• **Problem statement**:
Can you write out the whole listing exactly?

◆ ◆ ◆ ◆ ◆

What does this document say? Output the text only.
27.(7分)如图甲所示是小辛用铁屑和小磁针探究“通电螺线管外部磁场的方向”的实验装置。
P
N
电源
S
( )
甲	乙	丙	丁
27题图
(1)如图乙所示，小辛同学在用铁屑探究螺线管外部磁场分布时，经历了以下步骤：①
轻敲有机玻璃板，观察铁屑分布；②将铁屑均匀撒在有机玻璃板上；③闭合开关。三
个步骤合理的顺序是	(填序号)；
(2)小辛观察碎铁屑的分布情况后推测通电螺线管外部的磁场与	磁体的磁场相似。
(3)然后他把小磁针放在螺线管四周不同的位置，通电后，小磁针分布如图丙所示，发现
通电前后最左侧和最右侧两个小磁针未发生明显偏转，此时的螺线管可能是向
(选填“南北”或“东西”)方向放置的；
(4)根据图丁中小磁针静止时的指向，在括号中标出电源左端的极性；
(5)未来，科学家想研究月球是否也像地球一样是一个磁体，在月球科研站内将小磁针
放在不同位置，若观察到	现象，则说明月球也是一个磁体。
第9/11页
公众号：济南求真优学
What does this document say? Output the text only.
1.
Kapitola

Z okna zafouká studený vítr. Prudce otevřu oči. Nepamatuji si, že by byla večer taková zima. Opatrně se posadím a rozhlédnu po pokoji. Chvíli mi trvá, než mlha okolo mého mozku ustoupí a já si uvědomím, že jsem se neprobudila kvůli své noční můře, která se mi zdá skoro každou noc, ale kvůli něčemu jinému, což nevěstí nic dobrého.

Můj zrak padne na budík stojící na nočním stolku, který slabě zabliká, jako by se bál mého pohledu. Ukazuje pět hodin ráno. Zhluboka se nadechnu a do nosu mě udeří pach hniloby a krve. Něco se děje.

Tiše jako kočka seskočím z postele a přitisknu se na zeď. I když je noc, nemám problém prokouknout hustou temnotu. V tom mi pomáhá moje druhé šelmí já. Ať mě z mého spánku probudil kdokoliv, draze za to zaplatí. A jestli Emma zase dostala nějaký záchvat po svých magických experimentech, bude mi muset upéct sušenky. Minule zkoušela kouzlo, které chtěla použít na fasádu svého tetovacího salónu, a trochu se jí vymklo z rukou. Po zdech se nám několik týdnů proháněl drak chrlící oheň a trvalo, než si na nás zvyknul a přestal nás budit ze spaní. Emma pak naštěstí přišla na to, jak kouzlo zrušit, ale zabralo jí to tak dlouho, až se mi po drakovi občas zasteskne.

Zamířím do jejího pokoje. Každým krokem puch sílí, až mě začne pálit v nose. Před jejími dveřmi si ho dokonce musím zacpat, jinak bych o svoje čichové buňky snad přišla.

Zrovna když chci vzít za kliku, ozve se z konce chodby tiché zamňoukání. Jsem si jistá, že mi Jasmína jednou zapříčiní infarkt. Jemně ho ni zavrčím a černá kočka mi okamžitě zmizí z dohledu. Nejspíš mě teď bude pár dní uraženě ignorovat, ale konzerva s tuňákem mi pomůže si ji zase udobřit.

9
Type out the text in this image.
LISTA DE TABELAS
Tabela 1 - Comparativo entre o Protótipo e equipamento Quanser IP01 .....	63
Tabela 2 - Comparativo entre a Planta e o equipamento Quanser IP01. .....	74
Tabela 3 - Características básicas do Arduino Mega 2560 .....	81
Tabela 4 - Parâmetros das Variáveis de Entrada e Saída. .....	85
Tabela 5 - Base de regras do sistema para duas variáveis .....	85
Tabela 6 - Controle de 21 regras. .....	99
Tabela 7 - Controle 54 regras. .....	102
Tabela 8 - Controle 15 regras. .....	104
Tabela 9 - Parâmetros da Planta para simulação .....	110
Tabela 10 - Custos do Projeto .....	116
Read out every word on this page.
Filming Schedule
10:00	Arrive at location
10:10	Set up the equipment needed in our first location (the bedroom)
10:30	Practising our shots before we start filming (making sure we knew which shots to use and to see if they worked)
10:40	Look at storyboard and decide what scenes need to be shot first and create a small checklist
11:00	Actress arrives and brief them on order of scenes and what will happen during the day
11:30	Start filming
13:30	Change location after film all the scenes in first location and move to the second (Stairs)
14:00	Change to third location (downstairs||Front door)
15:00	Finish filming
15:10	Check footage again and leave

◆ ◆ ◆ ◆ ◆

• **Full answer**:
What does this document say? Output the text only.
27.(7分)如图甲所示是小辛用铁屑和小磁针探究“通电螺线管外部磁场的方向”的实验装置。
P
N
电源
S
( )
甲	乙	丙	丁
27题图
(1)如图乙所示，小辛同学在用铁屑探究螺线管外部磁场分布时，经历了以下步骤：①
轻敲有机玻璃板，观察铁屑分布；②将铁屑均匀撒在有机玻璃板上；③闭合开关。三
个步骤合理的顺序是	(填序号)；
(2)小辛观察碎铁屑的分布情况后推测通电螺线管外部的磁场与	磁体的磁场相似。
(3)然后他把小磁针放在螺线管四周不同的位置，通电后，小磁针分布如图丙所示，发现
通电前后最左侧和最右侧两个小磁针未发生明显偏转，此时的螺线管可能是向
(选填“南北”或“东西”)方向放置的；
(4)根据图丁中小磁针静止时的指向，在括号中标出电源左端的极性；
(5)未来，科学家想研究月球是否也像地球一样是一个磁体，在月球科研站内将小磁针
放在不同位置，若观察到	现象，则说明月球也是一个磁体。
第9/11页
公众号：济南求真优学
What does this document say? Output the text only.
1.
Kapitola

Z okna zafouká studený vítr. Prudce otevřu oči. Nepamatuji si, že by byla večer taková zima. Opatrně se posadím a rozhlédnu po pokoji. Chvíli mi trvá, než mlha okolo mého mozku ustoupí a já si uvědomím, že jsem se neprobudila kvůli své noční můře, která se mi zdá skoro každou noc, ale kvůli něčemu jinému, což nevěstí nic dobrého.

Můj zrak padne na budík stojící na nočním stolku, který slabě zabliká, jako by se bál mého pohledu. Ukazuje pět hodin ráno. Zhluboka se nadechnu a do nosu mě udeří pach hniloby a krve. Něco se děje.

Tiše jako kočka seskočím z postele a přitisknu se na zeď. I když je noc, nemám problém prokouknout hustou temnotu. V tom mi pomáhá moje druhé šelmí já. Ať mě z mého spánku probudil kdokoliv, draze za to zaplatí. A jestli Emma zase dostala nějaký záchvat po svých magických experimentech, bude mi muset upéct sušenky. Minule zkoušela kouzlo, které chtěla použít na fasádu svého tetovacího salónu, a trochu se jí vymklo z rukou. Po zdech se nám několik týdnů proháněl drak chrlící oheň a trvalo, než si na nás zvyknul a přestal nás budit ze spaní. Emma pak naštěstí přišla na to, jak kouzlo zrušit, ale zabralo jí to tak dlouho, až se mi po drakovi občas zasteskne.

Zamířím do jejího pokoje. Každým krokem puch sílí, až mě začne pálit v nose. Před jejími dveřmi si ho dokonce musím zacpat, jinak bych o svoje čichové buňky snad přišla.

Zrovna když chci vzít za kliku, ozve se z konce chodby tiché zamňoukání. Jsem si jistá, že mi Jasmína jednou zapříčiní infarkt. Jemně ho ni zavrčím a černá kočka mi okamžitě zmizí z dohledu. Nejspíš mě teď bude pár dní uraženě ignorovat, ale konzerva s tuňákem mi pomůže si ji zase udobřit.

9
Type out the text in this image.
LISTA DE TABELAS
Tabela 1 - Comparativo entre o Protótipo e equipamento Quanser IP01 .....	63
Tabela 2 - Comparativo entre a Planta e o equipamento Quanser IP01. .....	74
Tabela 3 - Características básicas do Arduino Mega 2560 .....	81
Tabela 4 - Parâmetros das Variáveis de Entrada e Saída. .....	85
Tabela 5 - Base de regras do sistema para duas variáveis .....	85
Tabela 6 - Controle de 21 regras. .....	99
Tabela 7 - Controle 54 regras. .....	102
Tabela 8 - Controle 15 regras. .....	104
Tabela 9 - Parâmetros da Planta para simulação .....	110
Tabela 10 - Custos do Projeto .....	116
Read out every word on this page.
Filming Schedule
10:00	Arrive at location
10:10	Set up the equipment needed in our first location (the bedroom)
10:30	Practising our shots before we start filming (making sure we knew which shots to use and to see if they worked)
10:40	Look at storyboard and decide what scenes need to be shot first and create a small checklist
11:00	Actress arrives and brief them on order of scenes and what will happen during the day
11:30	Start filming
13:30	Change location after film all the scenes in first location and move to the second (Stairs)
14:00	Change to third location (downstairs||Front door)
15:00	Finish filming
15:10	Check footage again and leave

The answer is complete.